**Written task**
Images must not appear in your copy; reproduce every other part of the records exactly.

**Records**
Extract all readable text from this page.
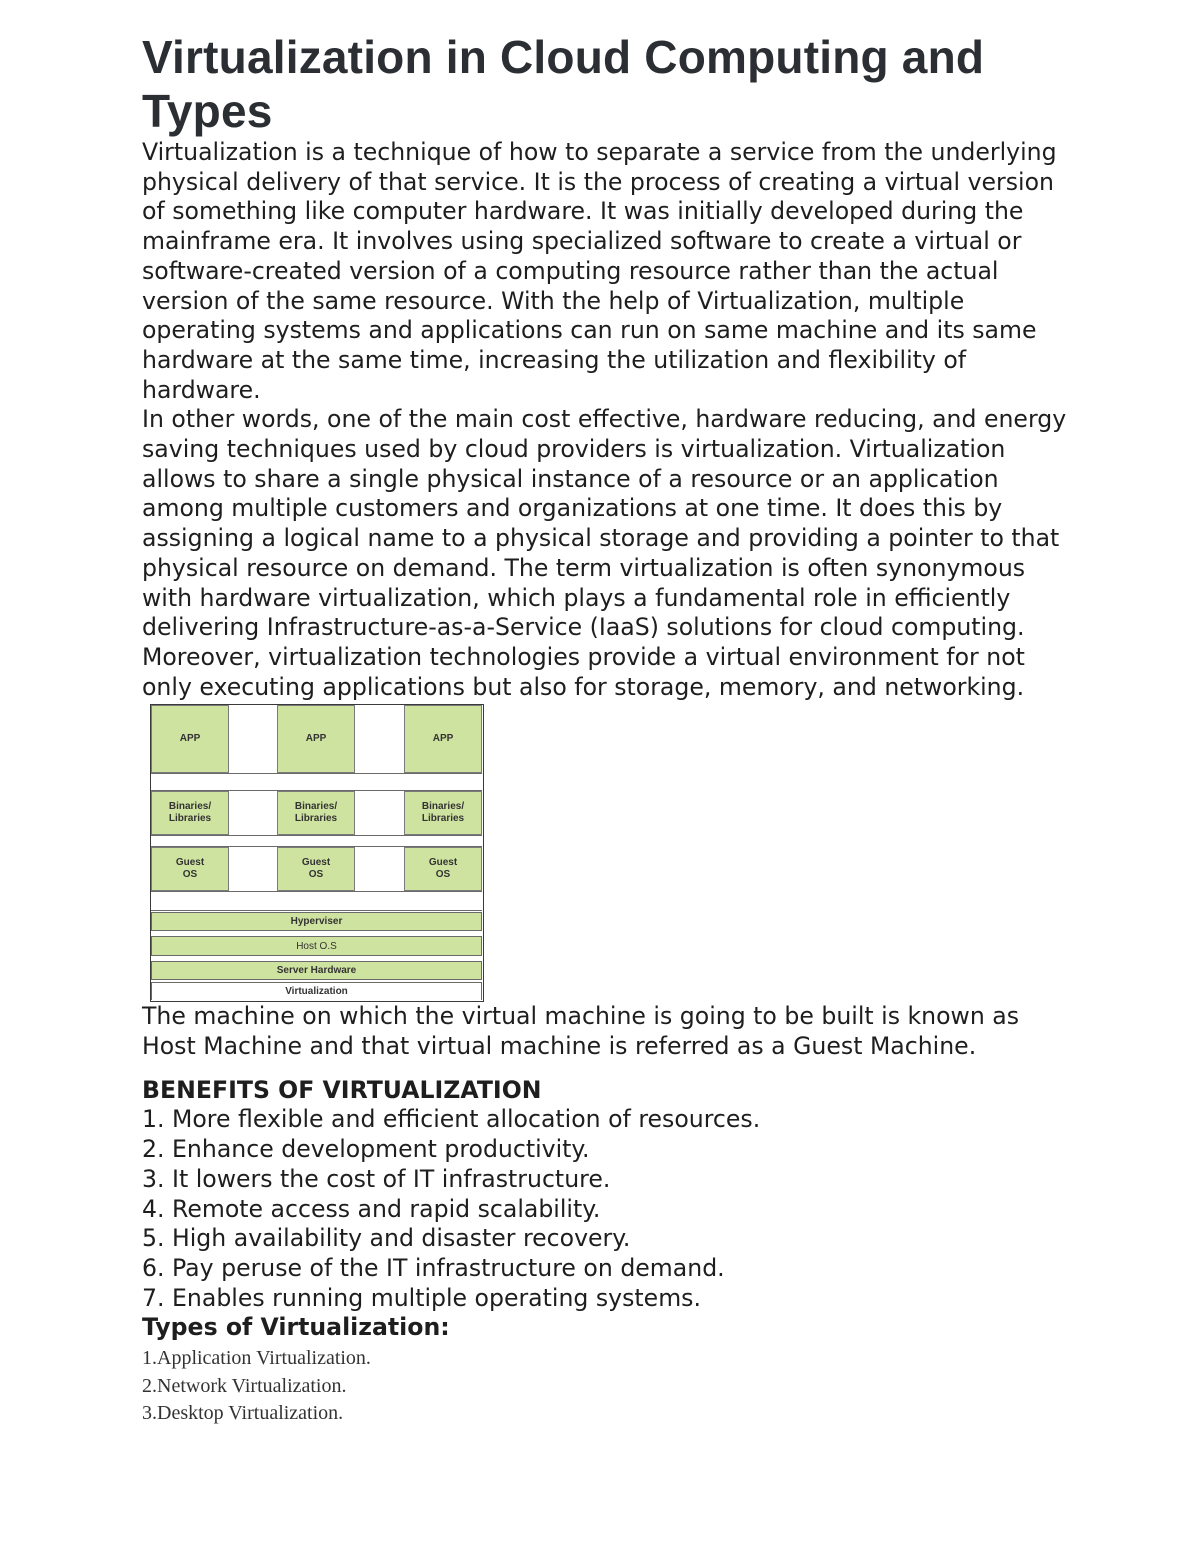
Virtualization in Cloud Computing and Types

Virtualization is a technique of how to separate a service from the underlying physical delivery of that service. It is the process of creating a virtual version of something like computer hardware. It was initially developed during the mainframe era. It involves using specialized software to create a virtual or software-created version of a computing resource rather than the actual version of the same resource. With the help of Virtualization, multiple operating systems and applications can run on same machine and its same hardware at the same time, increasing the utilization and flexibility of hardware.

In other words, one of the main cost effective, hardware reducing, and energy saving techniques used by cloud providers is virtualization. Virtualization allows to share a single physical instance of a resource or an application among multiple customers and organizations at one time. It does this by assigning a logical name to a physical storage and providing a pointer to that physical resource on demand. The term virtualization is often synonymous with hardware virtualization, which plays a fundamental role in efficiently delivering Infrastructure-as-a-Service (IaaS) solutions for cloud computing. Moreover, virtualization technologies provide a virtual environment for not only executing applications but also for storage, memory, and networking.

APP	APP	APP
Binaries/
Libraries
Binaries/
Libraries
Binaries/
Libraries
Guest
OS
Guest
OS
Guest
OS
Hyperviser
Host O.S
Server Hardware
Virtualization

The machine on which the virtual machine is going to be built is known as Host Machine and that virtual machine is referred as a Guest Machine.

BENEFITS OF VIRTUALIZATION
1. More flexible and efficient allocation of resources.
2. Enhance development productivity.
3. It lowers the cost of IT infrastructure.
4. Remote access and rapid scalability.
5. High availability and disaster recovery.
6. Pay peruse of the IT infrastructure on demand.
7. Enables running multiple operating systems.
Types of Virtualization:
1.Application Virtualization.
2.Network Virtualization.
3.Desktop Virtualization.
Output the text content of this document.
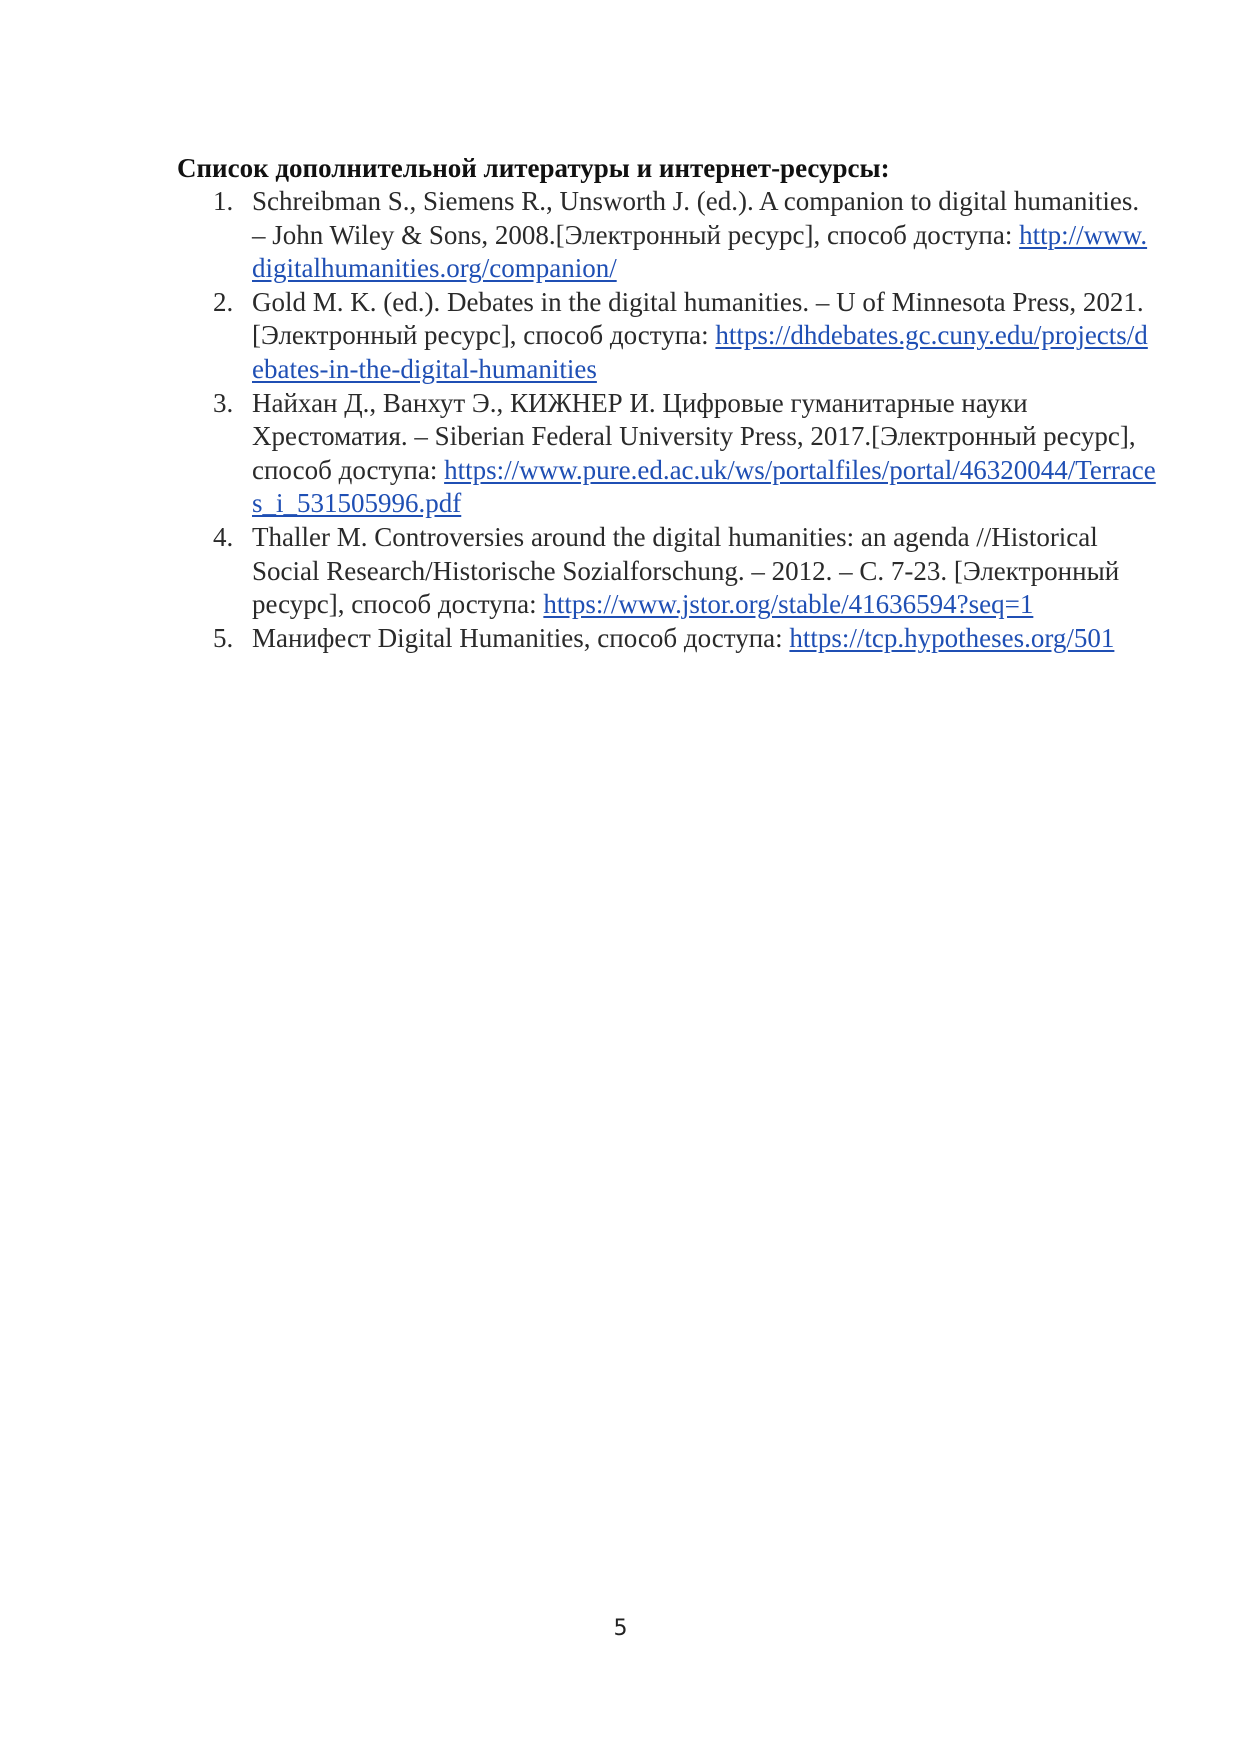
Список дополнительной литературы и интернет-ресурсы:
1. Schreibman S., Siemens R., Unsworth J. (ed.). A companion to digital humanities. – John Wiley & Sons, 2008.[Электронный ресурс], способ доступа: http://www.digitalhumanities.org/companion/
2. Gold M. K. (ed.). Debates in the digital humanities. – U of Minnesota Press, 2021.[Электронный ресурс], способ доступа: https://dhdebates.gc.cuny.edu/projects/debates-in-the-digital-humanities
3. Найхан Д., Ванхут Э., КИЖНЕР И. Цифровые гуманитарные науки Хрестоматия. – Siberian Federal University Press, 2017.[Электронный ресурс], способ доступа: https://www.pure.ed.ac.uk/ws/portalfiles/portal/46320044/Terraces_i_531505996.pdf
4. Thaller M. Controversies around the digital humanities: an agenda //Historical Social Research/Historische Sozialforschung. – 2012. – С. 7-23. [Электронный ресурс], способ доступа: https://www.jstor.org/stable/41636594?seq=1
5. Манифест Digital Humanities, способ доступа: https://tcp.hypotheses.org/501
5
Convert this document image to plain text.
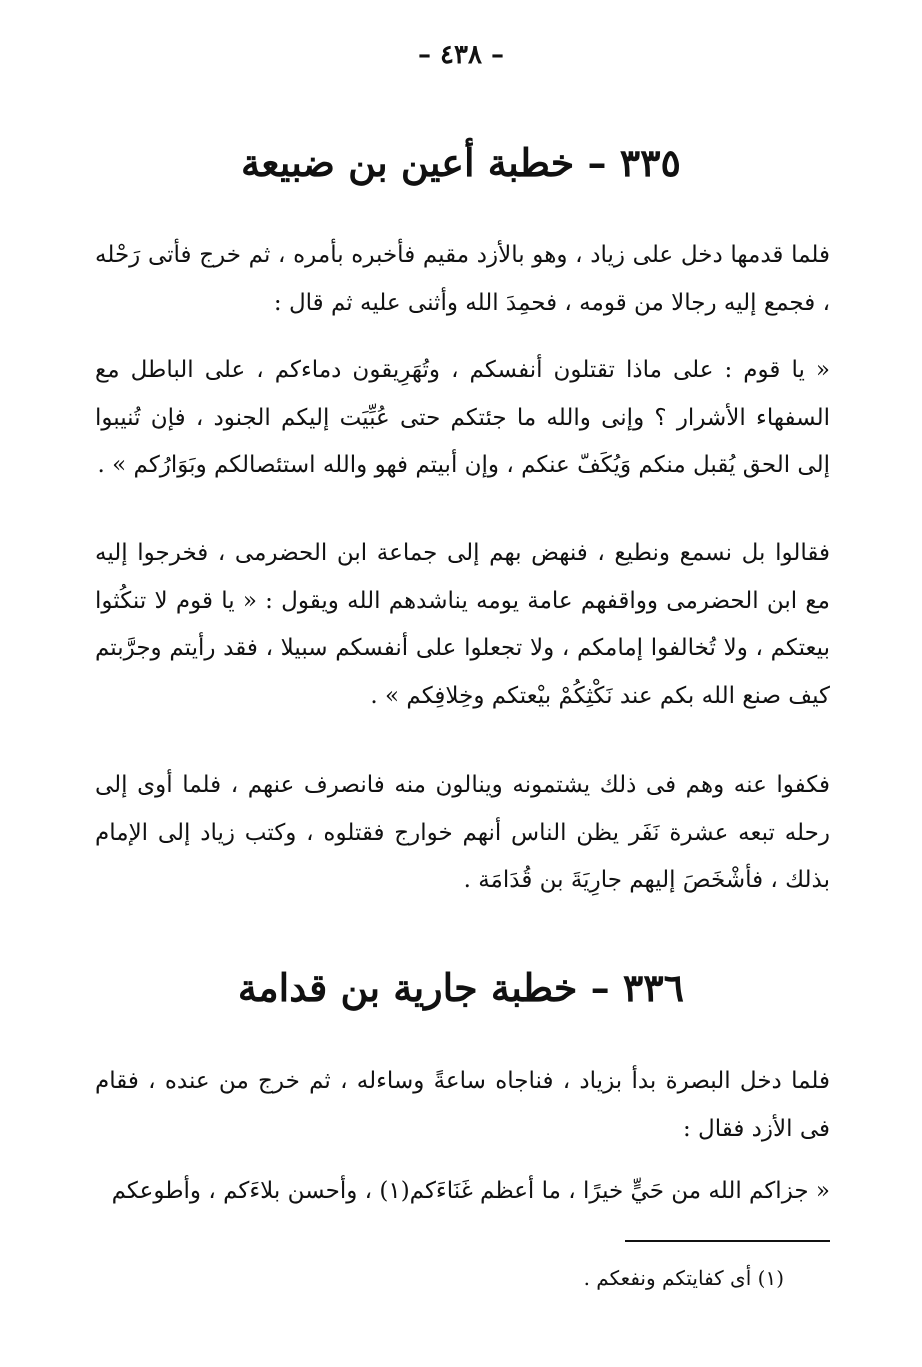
– ٤٣٨ –
٣٣٥ – خطبة أعين بن ضبيعة
فلما قدمها دخل على زياد ، وهو بالأزد مقيم فأخبره بأمره ، ثم خرج فأتى رَحْله ، فجمع إليه رجالا من قومه ، فحمِدَ الله وأثنى عليه ثم قال :
« يا قوم : على ماذا تقتلون أنفسكم ، وتُهَرِيقون دماءكم ، على الباطل مع السفهاء الأشرار ؟ وإنى والله ما جئتكم حتى عُبِّيَت إليكم الجنود ، فإن تُنيبوا إلى الحق يُقبل منكم وَيُكَفّ عنكم ، وإن أبيتم فهو والله استئصالكم وبَوَارُكم » .
فقالوا بل نسمع ونطيع ، فنهض بهم إلى جماعة ابن الحضرمى ، فخرجوا إليه مع ابن الحضرمى وواقفهم عامة يومه يناشدهم الله ويقول : « يا قوم لا تنكُثوا بيعتكم ، ولا تُخالفوا إمامكم ، ولا تجعلوا على أنفسكم سبيلا ، فقد رأيتم وجرَّبتم كيف صنع الله بكم عند نَكْثِكُمْ بيْعتكم وخِلافِكم » .
فكفوا عنه وهم فى ذلك يشتمونه وينالون منه فانصرف عنهم ، فلما أوى إلى رحله تبعه عشرة نَفَر يظن الناس أنهم خوارج فقتلوه ، وكتب زياد إلى الإمام بذلك ، فأشْخَصَ إليهم جارِيَةَ بن قُدَامَة .
٣٣٦ – خطبة جارية بن قدامة
فلما دخل البصرة بدأ بزياد ، فناجاه ساعةً وساءله ، ثم خرج من عنده ، فقام فى الأزد فقال :
« جزاكم الله من حَيٍّ خيرًا ، ما أعظم غَنَاءَكم(١) ، وأحسن بلاءَكم ، وأطوعكم
(١) أى كفايتكم ونفعكم .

**Written answer**
Extract all readable text from this page.
Virtualization in Cloud Computing and Types

Virtualization is a technique of how to separate a service from the underlying physical delivery of that service. It is the process of creating a virtual version of something like computer hardware. It was initially developed during the mainframe era. It involves using specialized software to create a virtual or software-created version of a computing resource rather than the actual version of the same resource. With the help of Virtualization, multiple operating systems and applications can run on same machine and its same hardware at the same time, increasing the utilization and flexibility of hardware.

In other words, one of the main cost effective, hardware reducing, and energy saving techniques used by cloud providers is virtualization. Virtualization allows to share a single physical instance of a resource or an application among multiple customers and organizations at one time. It does this by assigning a logical name to a physical storage and providing a pointer to that physical resource on demand. The term virtualization is often synonymous with hardware virtualization, which plays a fundamental role in efficiently delivering Infrastructure-as-a-Service (IaaS) solutions for cloud computing. Moreover, virtualization technologies provide a virtual environment for not only executing applications but also for storage, memory, and networking.

APP	APP	APP
Binaries/
Libraries
Binaries/
Libraries
Binaries/
Libraries
Guest
OS
Guest
OS
Guest
OS
Hyperviser
Host O.S
Server Hardware
Virtualization

The machine on which the virtual machine is going to be built is known as Host Machine and that virtual machine is referred as a Guest Machine.

BENEFITS OF VIRTUALIZATION
1. More flexible and efficient allocation of resources.
2. Enhance development productivity.
3. It lowers the cost of IT infrastructure.
4. Remote access and rapid scalability.
5. High availability and disaster recovery.
6. Pay peruse of the IT infrastructure on demand.
7. Enables running multiple operating systems.
Types of Virtualization:
1.Application Virtualization.
2.Network Virtualization.
3.Desktop Virtualization.
Output the text content of this document.
Список дополнительной литературы и интернет-ресурсы:
1. Schreibman S., Siemens R., Unsworth J. (ed.). A companion to digital humanities. – John Wiley & Sons, 2008.[Электронный ресурс], способ доступа: http://www.digitalhumanities.org/companion/
2. Gold M. K. (ed.). Debates in the digital humanities. – U of Minnesota Press, 2021.[Электронный ресурс], способ доступа: https://dhdebates.gc.cuny.edu/projects/debates-in-the-digital-humanities
3. Найхан Д., Ванхут Э., КИЖНЕР И. Цифровые гуманитарные науки Хрестоматия. – Siberian Federal University Press, 2017.[Электронный ресурс], способ доступа: https://www.pure.ed.ac.uk/ws/portalfiles/portal/46320044/Terraces_i_531505996.pdf
4. Thaller M. Controversies around the digital humanities: an agenda //Historical Social Research/Historische Sozialforschung. – 2012. – С. 7-23. [Электронный ресурс], способ доступа: https://www.jstor.org/stable/41636594?seq=1
5. Манифест Digital Humanities, способ доступа: https://tcp.hypotheses.org/501
5
Convert this document image to plain text.
– ٤٣٨ –
٣٣٥ – خطبة أعين بن ضبيعة
فلما قدمها دخل على زياد ، وهو بالأزد مقيم فأخبره بأمره ، ثم خرج فأتى رَحْله ، فجمع إليه رجالا من قومه ، فحمِدَ الله وأثنى عليه ثم قال :
« يا قوم : على ماذا تقتلون أنفسكم ، وتُهَرِيقون دماءكم ، على الباطل مع السفهاء الأشرار ؟ وإنى والله ما جئتكم حتى عُبِّيَت إليكم الجنود ، فإن تُنيبوا إلى الحق يُقبل منكم وَيُكَفّ عنكم ، وإن أبيتم فهو والله استئصالكم وبَوَارُكم » .
فقالوا بل نسمع ونطيع ، فنهض بهم إلى جماعة ابن الحضرمى ، فخرجوا إليه مع ابن الحضرمى وواقفهم عامة يومه يناشدهم الله ويقول : « يا قوم لا تنكُثوا بيعتكم ، ولا تُخالفوا إمامكم ، ولا تجعلوا على أنفسكم سبيلا ، فقد رأيتم وجرَّبتم كيف صنع الله بكم عند نَكْثِكُمْ بيْعتكم وخِلافِكم » .
فكفوا عنه وهم فى ذلك يشتمونه وينالون منه فانصرف عنهم ، فلما أوى إلى رحله تبعه عشرة نَفَر يظن الناس أنهم خوارج فقتلوه ، وكتب زياد إلى الإمام بذلك ، فأشْخَصَ إليهم جارِيَةَ بن قُدَامَة .
٣٣٦ – خطبة جارية بن قدامة
فلما دخل البصرة بدأ بزياد ، فناجاه ساعةً وساءله ، ثم خرج من عنده ، فقام فى الأزد فقال :
« جزاكم الله من حَيٍّ خيرًا ، ما أعظم غَنَاءَكم(١) ، وأحسن بلاءَكم ، وأطوعكم
(١) أى كفايتكم ونفعكم .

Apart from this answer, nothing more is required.